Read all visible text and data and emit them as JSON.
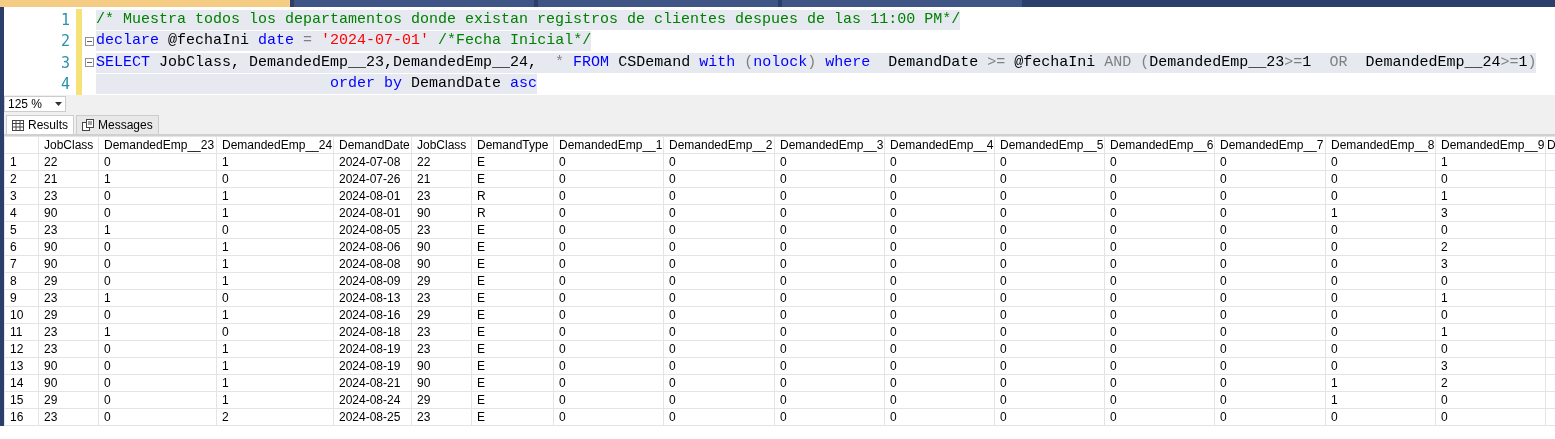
{
  "editor": {
    "lines": [
      {
        "number": "1",
        "collapsible": false,
        "tokens": [
          {
            "kind": "comment",
            "text": "/* Muestra todos los departamentos donde existan registros de clientes despues de las 11:00 PM*/"
          }
        ]
      },
      {
        "number": "2",
        "collapsible": true,
        "tokens": [
          {
            "kind": "keyword",
            "text": "declare"
          },
          {
            "kind": "plain",
            "text": " @fechaIni "
          },
          {
            "kind": "keyword",
            "text": "date"
          },
          {
            "kind": "operator",
            "text": " = "
          },
          {
            "kind": "string",
            "text": "'2024-07-01'"
          },
          {
            "kind": "comment",
            "text": " /*Fecha Inicial*/"
          }
        ]
      },
      {
        "number": "3",
        "collapsible": true,
        "tokens": [
          {
            "kind": "keyword",
            "text": "SELECT"
          },
          {
            "kind": "plain",
            "text": " JobClass, DemandedEmp__23,DemandedEmp__24,  "
          },
          {
            "kind": "operator",
            "text": "*"
          },
          {
            "kind": "keyword",
            "text": " FROM"
          },
          {
            "kind": "plain",
            "text": " CSDemand "
          },
          {
            "kind": "keyword",
            "text": "with"
          },
          {
            "kind": "operator",
            "text": " ("
          },
          {
            "kind": "keyword",
            "text": "nolock"
          },
          {
            "kind": "operator",
            "text": ")"
          },
          {
            "kind": "keyword",
            "text": " where"
          },
          {
            "kind": "plain",
            "text": "  DemandDate "
          },
          {
            "kind": "operator",
            "text": ">="
          },
          {
            "kind": "plain",
            "text": " @fechaIni "
          },
          {
            "kind": "operator",
            "text": "AND ("
          },
          {
            "kind": "plain",
            "text": "DemandedEmp__23"
          },
          {
            "kind": "operator",
            "text": ">="
          },
          {
            "kind": "plain",
            "text": "1  "
          },
          {
            "kind": "operator",
            "text": "OR"
          },
          {
            "kind": "plain",
            "text": "  DemandedEmp__24"
          },
          {
            "kind": "operator",
            "text": ">="
          },
          {
            "kind": "plain",
            "text": "1"
          },
          {
            "kind": "operator",
            "text": ")"
          }
        ]
      },
      {
        "number": "4",
        "collapsible": false,
        "tokens": [
          {
            "kind": "keyword",
            "text": "                          order by"
          },
          {
            "kind": "plain",
            "text": " DemandDate "
          },
          {
            "kind": "keyword",
            "text": "asc"
          }
        ]
      }
    ]
  },
  "zoom": {
    "value": "125 %"
  },
  "document_tabs": [
    {
      "selected": true
    },
    {
      "selected": false
    },
    {
      "selected": false
    },
    {
      "selected": false
    }
  ],
  "result_tabs": [
    {
      "label": "Results",
      "selected": true
    },
    {
      "label": "Messages",
      "selected": false
    }
  ],
  "table": {
    "columns": [
      "JobClass",
      "DemandedEmp__23",
      "DemandedEmp__24",
      "DemandDate",
      "JobClass",
      "DemandType",
      "DemandedEmp__1",
      "DemandedEmp__2",
      "DemandedEmp__3",
      "DemandedEmp__4",
      "DemandedEmp__5",
      "DemandedEmp__6",
      "DemandedEmp__7",
      "DemandedEmp__8",
      "DemandedEmp__9",
      "D"
    ],
    "rows": [
      {
        "number": "1",
        "cells": [
          "22",
          "0",
          "1",
          "2024-07-08",
          "22",
          "E",
          "0",
          "0",
          "0",
          "0",
          "0",
          "0",
          "0",
          "0",
          "1"
        ]
      },
      {
        "number": "2",
        "cells": [
          "21",
          "1",
          "0",
          "2024-07-26",
          "21",
          "E",
          "0",
          "0",
          "0",
          "0",
          "0",
          "0",
          "0",
          "0",
          "0"
        ]
      },
      {
        "number": "3",
        "cells": [
          "23",
          "0",
          "1",
          "2024-08-01",
          "23",
          "R",
          "0",
          "0",
          "0",
          "0",
          "0",
          "0",
          "0",
          "0",
          "1"
        ]
      },
      {
        "number": "4",
        "cells": [
          "90",
          "0",
          "1",
          "2024-08-01",
          "90",
          "R",
          "0",
          "0",
          "0",
          "0",
          "0",
          "0",
          "0",
          "1",
          "3"
        ]
      },
      {
        "number": "5",
        "cells": [
          "23",
          "1",
          "0",
          "2024-08-05",
          "23",
          "E",
          "0",
          "0",
          "0",
          "0",
          "0",
          "0",
          "0",
          "0",
          "0"
        ]
      },
      {
        "number": "6",
        "cells": [
          "90",
          "0",
          "1",
          "2024-08-06",
          "90",
          "E",
          "0",
          "0",
          "0",
          "0",
          "0",
          "0",
          "0",
          "0",
          "2"
        ]
      },
      {
        "number": "7",
        "cells": [
          "90",
          "0",
          "1",
          "2024-08-08",
          "90",
          "E",
          "0",
          "0",
          "0",
          "0",
          "0",
          "0",
          "0",
          "0",
          "3"
        ]
      },
      {
        "number": "8",
        "cells": [
          "29",
          "0",
          "1",
          "2024-08-09",
          "29",
          "E",
          "0",
          "0",
          "0",
          "0",
          "0",
          "0",
          "0",
          "0",
          "0"
        ]
      },
      {
        "number": "9",
        "cells": [
          "23",
          "1",
          "0",
          "2024-08-13",
          "23",
          "E",
          "0",
          "0",
          "0",
          "0",
          "0",
          "0",
          "0",
          "0",
          "1"
        ]
      },
      {
        "number": "10",
        "cells": [
          "29",
          "0",
          "1",
          "2024-08-16",
          "29",
          "E",
          "0",
          "0",
          "0",
          "0",
          "0",
          "0",
          "0",
          "0",
          "0"
        ]
      },
      {
        "number": "11",
        "cells": [
          "23",
          "1",
          "0",
          "2024-08-18",
          "23",
          "E",
          "0",
          "0",
          "0",
          "0",
          "0",
          "0",
          "0",
          "0",
          "1"
        ]
      },
      {
        "number": "12",
        "cells": [
          "23",
          "0",
          "1",
          "2024-08-19",
          "23",
          "E",
          "0",
          "0",
          "0",
          "0",
          "0",
          "0",
          "0",
          "0",
          "0"
        ]
      },
      {
        "number": "13",
        "cells": [
          "90",
          "0",
          "1",
          "2024-08-19",
          "90",
          "E",
          "0",
          "0",
          "0",
          "0",
          "0",
          "0",
          "0",
          "0",
          "3"
        ]
      },
      {
        "number": "14",
        "cells": [
          "90",
          "0",
          "1",
          "2024-08-21",
          "90",
          "E",
          "0",
          "0",
          "0",
          "0",
          "0",
          "0",
          "0",
          "1",
          "2"
        ]
      },
      {
        "number": "15",
        "cells": [
          "29",
          "0",
          "1",
          "2024-08-24",
          "29",
          "E",
          "0",
          "0",
          "0",
          "0",
          "0",
          "0",
          "0",
          "1",
          "0"
        ]
      },
      {
        "number": "16",
        "cells": [
          "23",
          "0",
          "2",
          "2024-08-25",
          "23",
          "E",
          "0",
          "0",
          "0",
          "0",
          "0",
          "0",
          "0",
          "0",
          "0"
        ]
      }
    ]
  }
}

● ● ●

Write the records out again in full, exactly, and skip every picture.

> _Full response_
Read all visible text and data and emit them as JSON.
{
  "editor": {
    "lines": [
      {
        "number": "1",
        "collapsible": false,
        "tokens": [
          {
            "kind": "comment",
            "text": "/* Muestra todos los departamentos donde existan registros de clientes despues de las 11:00 PM*/"
          }
        ]
      },
      {
        "number": "2",
        "collapsible": true,
        "tokens": [
          {
            "kind": "keyword",
            "text": "declare"
          },
          {
            "kind": "plain",
            "text": " @fechaIni "
          },
          {
            "kind": "keyword",
            "text": "date"
          },
          {
            "kind": "operator",
            "text": " = "
          },
          {
            "kind": "string",
            "text": "'2024-07-01'"
          },
          {
            "kind": "comment",
            "text": " /*Fecha Inicial*/"
          }
        ]
      },
      {
        "number": "3",
        "collapsible": true,
        "tokens": [
          {
            "kind": "keyword",
            "text": "SELECT"
          },
          {
            "kind": "plain",
            "text": " JobClass, DemandedEmp__23,DemandedEmp__24,  "
          },
          {
            "kind": "operator",
            "text": "*"
          },
          {
            "kind": "keyword",
            "text": " FROM"
          },
          {
            "kind": "plain",
            "text": " CSDemand "
          },
          {
            "kind": "keyword",
            "text": "with"
          },
          {
            "kind": "operator",
            "text": " ("
          },
          {
            "kind": "keyword",
            "text": "nolock"
          },
          {
            "kind": "operator",
            "text": ")"
          },
          {
            "kind": "keyword",
            "text": " where"
          },
          {
            "kind": "plain",
            "text": "  DemandDate "
          },
          {
            "kind": "operator",
            "text": ">="
          },
          {
            "kind": "plain",
            "text": " @fechaIni "
          },
          {
            "kind": "operator",
            "text": "AND ("
          },
          {
            "kind": "plain",
            "text": "DemandedEmp__23"
          },
          {
            "kind": "operator",
            "text": ">="
          },
          {
            "kind": "plain",
            "text": "1  "
          },
          {
            "kind": "operator",
            "text": "OR"
          },
          {
            "kind": "plain",
            "text": "  DemandedEmp__24"
          },
          {
            "kind": "operator",
            "text": ">="
          },
          {
            "kind": "plain",
            "text": "1"
          },
          {
            "kind": "operator",
            "text": ")"
          }
        ]
      },
      {
        "number": "4",
        "collapsible": false,
        "tokens": [
          {
            "kind": "keyword",
            "text": "                          order by"
          },
          {
            "kind": "plain",
            "text": " DemandDate "
          },
          {
            "kind": "keyword",
            "text": "asc"
          }
        ]
      }
    ]
  },
  "zoom": {
    "value": "125 %"
  },
  "document_tabs": [
    {
      "selected": true
    },
    {
      "selected": false
    },
    {
      "selected": false
    },
    {
      "selected": false
    }
  ],
  "result_tabs": [
    {
      "label": "Results",
      "selected": true
    },
    {
      "label": "Messages",
      "selected": false
    }
  ],
  "table": {
    "columns": [
      "JobClass",
      "DemandedEmp__23",
      "DemandedEmp__24",
      "DemandDate",
      "JobClass",
      "DemandType",
      "DemandedEmp__1",
      "DemandedEmp__2",
      "DemandedEmp__3",
      "DemandedEmp__4",
      "DemandedEmp__5",
      "DemandedEmp__6",
      "DemandedEmp__7",
      "DemandedEmp__8",
      "DemandedEmp__9",
      "D"
    ],
    "rows": [
      {
        "number": "1",
        "cells": [
          "22",
          "0",
          "1",
          "2024-07-08",
          "22",
          "E",
          "0",
          "0",
          "0",
          "0",
          "0",
          "0",
          "0",
          "0",
          "1"
        ]
      },
      {
        "number": "2",
        "cells": [
          "21",
          "1",
          "0",
          "2024-07-26",
          "21",
          "E",
          "0",
          "0",
          "0",
          "0",
          "0",
          "0",
          "0",
          "0",
          "0"
        ]
      },
      {
        "number": "3",
        "cells": [
          "23",
          "0",
          "1",
          "2024-08-01",
          "23",
          "R",
          "0",
          "0",
          "0",
          "0",
          "0",
          "0",
          "0",
          "0",
          "1"
        ]
      },
      {
        "number": "4",
        "cells": [
          "90",
          "0",
          "1",
          "2024-08-01",
          "90",
          "R",
          "0",
          "0",
          "0",
          "0",
          "0",
          "0",
          "0",
          "1",
          "3"
        ]
      },
      {
        "number": "5",
        "cells": [
          "23",
          "1",
          "0",
          "2024-08-05",
          "23",
          "E",
          "0",
          "0",
          "0",
          "0",
          "0",
          "0",
          "0",
          "0",
          "0"
        ]
      },
      {
        "number": "6",
        "cells": [
          "90",
          "0",
          "1",
          "2024-08-06",
          "90",
          "E",
          "0",
          "0",
          "0",
          "0",
          "0",
          "0",
          "0",
          "0",
          "2"
        ]
      },
      {
        "number": "7",
        "cells": [
          "90",
          "0",
          "1",
          "2024-08-08",
          "90",
          "E",
          "0",
          "0",
          "0",
          "0",
          "0",
          "0",
          "0",
          "0",
          "3"
        ]
      },
      {
        "number": "8",
        "cells": [
          "29",
          "0",
          "1",
          "2024-08-09",
          "29",
          "E",
          "0",
          "0",
          "0",
          "0",
          "0",
          "0",
          "0",
          "0",
          "0"
        ]
      },
      {
        "number": "9",
        "cells": [
          "23",
          "1",
          "0",
          "2024-08-13",
          "23",
          "E",
          "0",
          "0",
          "0",
          "0",
          "0",
          "0",
          "0",
          "0",
          "1"
        ]
      },
      {
        "number": "10",
        "cells": [
          "29",
          "0",
          "1",
          "2024-08-16",
          "29",
          "E",
          "0",
          "0",
          "0",
          "0",
          "0",
          "0",
          "0",
          "0",
          "0"
        ]
      },
      {
        "number": "11",
        "cells": [
          "23",
          "1",
          "0",
          "2024-08-18",
          "23",
          "E",
          "0",
          "0",
          "0",
          "0",
          "0",
          "0",
          "0",
          "0",
          "1"
        ]
      },
      {
        "number": "12",
        "cells": [
          "23",
          "0",
          "1",
          "2024-08-19",
          "23",
          "E",
          "0",
          "0",
          "0",
          "0",
          "0",
          "0",
          "0",
          "0",
          "0"
        ]
      },
      {
        "number": "13",
        "cells": [
          "90",
          "0",
          "1",
          "2024-08-19",
          "90",
          "E",
          "0",
          "0",
          "0",
          "0",
          "0",
          "0",
          "0",
          "0",
          "3"
        ]
      },
      {
        "number": "14",
        "cells": [
          "90",
          "0",
          "1",
          "2024-08-21",
          "90",
          "E",
          "0",
          "0",
          "0",
          "0",
          "0",
          "0",
          "0",
          "1",
          "2"
        ]
      },
      {
        "number": "15",
        "cells": [
          "29",
          "0",
          "1",
          "2024-08-24",
          "29",
          "E",
          "0",
          "0",
          "0",
          "0",
          "0",
          "0",
          "0",
          "1",
          "0"
        ]
      },
      {
        "number": "16",
        "cells": [
          "23",
          "0",
          "2",
          "2024-08-25",
          "23",
          "E",
          "0",
          "0",
          "0",
          "0",
          "0",
          "0",
          "0",
          "0",
          "0"
        ]
      }
    ]
  }
}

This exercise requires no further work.